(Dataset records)
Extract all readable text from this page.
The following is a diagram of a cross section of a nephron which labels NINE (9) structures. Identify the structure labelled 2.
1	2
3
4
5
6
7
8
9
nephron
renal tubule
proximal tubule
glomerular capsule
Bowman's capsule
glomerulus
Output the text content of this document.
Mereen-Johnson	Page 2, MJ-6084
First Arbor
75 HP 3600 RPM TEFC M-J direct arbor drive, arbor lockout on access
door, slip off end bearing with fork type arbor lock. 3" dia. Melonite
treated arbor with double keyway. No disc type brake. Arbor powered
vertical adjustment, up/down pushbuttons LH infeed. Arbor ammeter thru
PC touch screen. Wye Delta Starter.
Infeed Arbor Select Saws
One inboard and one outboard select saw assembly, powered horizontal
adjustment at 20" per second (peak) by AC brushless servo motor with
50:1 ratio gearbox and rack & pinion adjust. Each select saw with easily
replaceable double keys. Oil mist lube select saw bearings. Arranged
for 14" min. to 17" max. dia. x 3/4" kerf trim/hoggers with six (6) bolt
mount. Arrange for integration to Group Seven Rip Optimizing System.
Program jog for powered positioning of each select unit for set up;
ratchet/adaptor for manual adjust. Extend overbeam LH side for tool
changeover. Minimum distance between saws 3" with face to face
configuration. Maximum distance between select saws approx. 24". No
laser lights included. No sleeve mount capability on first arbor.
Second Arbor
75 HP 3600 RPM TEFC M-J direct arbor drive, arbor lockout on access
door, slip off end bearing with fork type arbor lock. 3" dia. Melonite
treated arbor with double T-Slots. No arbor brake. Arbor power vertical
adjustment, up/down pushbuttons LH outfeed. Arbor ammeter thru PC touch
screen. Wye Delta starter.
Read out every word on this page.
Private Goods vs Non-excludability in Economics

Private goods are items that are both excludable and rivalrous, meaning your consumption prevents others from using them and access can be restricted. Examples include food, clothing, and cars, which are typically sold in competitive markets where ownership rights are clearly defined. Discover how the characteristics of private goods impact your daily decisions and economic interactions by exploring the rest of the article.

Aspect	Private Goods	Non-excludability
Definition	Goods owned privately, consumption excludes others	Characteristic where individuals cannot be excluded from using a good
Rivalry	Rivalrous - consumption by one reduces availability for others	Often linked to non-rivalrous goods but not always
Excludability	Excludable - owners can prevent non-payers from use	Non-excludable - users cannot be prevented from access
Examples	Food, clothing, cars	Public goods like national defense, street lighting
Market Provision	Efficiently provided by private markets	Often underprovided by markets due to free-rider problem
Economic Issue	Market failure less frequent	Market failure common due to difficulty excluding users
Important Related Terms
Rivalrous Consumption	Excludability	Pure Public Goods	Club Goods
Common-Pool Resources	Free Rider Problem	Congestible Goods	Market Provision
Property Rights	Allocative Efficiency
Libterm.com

Aim of the task: Please output the entire listing exactly as it stands.

Response to this task:
Extract all readable text from this page.
The following is a diagram of a cross section of a nephron which labels NINE (9) structures. Identify the structure labelled 2.
1	2
3
4
5
6
7
8
9
nephron
renal tubule
proximal tubule
glomerular capsule
Bowman's capsule
glomerulus
Output the text content of this document.
Mereen-Johnson	Page 2, MJ-6084
First Arbor
75 HP 3600 RPM TEFC M-J direct arbor drive, arbor lockout on access
door, slip off end bearing with fork type arbor lock. 3" dia. Melonite
treated arbor with double keyway. No disc type brake. Arbor powered
vertical adjustment, up/down pushbuttons LH infeed. Arbor ammeter thru
PC touch screen. Wye Delta Starter.
Infeed Arbor Select Saws
One inboard and one outboard select saw assembly, powered horizontal
adjustment at 20" per second (peak) by AC brushless servo motor with
50:1 ratio gearbox and rack & pinion adjust. Each select saw with easily
replaceable double keys. Oil mist lube select saw bearings. Arranged
for 14" min. to 17" max. dia. x 3/4" kerf trim/hoggers with six (6) bolt
mount. Arrange for integration to Group Seven Rip Optimizing System.
Program jog for powered positioning of each select unit for set up;
ratchet/adaptor for manual adjust. Extend overbeam LH side for tool
changeover. Minimum distance between saws 3" with face to face
configuration. Maximum distance between select saws approx. 24". No
laser lights included. No sleeve mount capability on first arbor.
Second Arbor
75 HP 3600 RPM TEFC M-J direct arbor drive, arbor lockout on access
door, slip off end bearing with fork type arbor lock. 3" dia. Melonite
treated arbor with double T-Slots. No arbor brake. Arbor power vertical
adjustment, up/down pushbuttons LH outfeed. Arbor ammeter thru PC touch
screen. Wye Delta starter.
Read out every word on this page.
Private Goods vs Non-excludability in Economics

Private goods are items that are both excludable and rivalrous, meaning your consumption prevents others from using them and access can be restricted. Examples include food, clothing, and cars, which are typically sold in competitive markets where ownership rights are clearly defined. Discover how the characteristics of private goods impact your daily decisions and economic interactions by exploring the rest of the article.

Aspect	Private Goods	Non-excludability
Definition	Goods owned privately, consumption excludes others	Characteristic where individuals cannot be excluded from using a good
Rivalry	Rivalrous - consumption by one reduces availability for others	Often linked to non-rivalrous goods but not always
Excludability	Excludable - owners can prevent non-payers from use	Non-excludable - users cannot be prevented from access
Examples	Food, clothing, cars	Public goods like national defense, street lighting
Market Provision	Efficiently provided by private markets	Often underprovided by markets due to free-rider problem
Economic Issue	Market failure less frequent	Market failure common due to difficulty excluding users
Important Related Terms
Rivalrous Consumption	Excludability	Pure Public Goods	Club Goods
Common-Pool Resources	Free Rider Problem	Congestible Goods	Market Provision
Property Rights	Allocative Efficiency
Libterm.com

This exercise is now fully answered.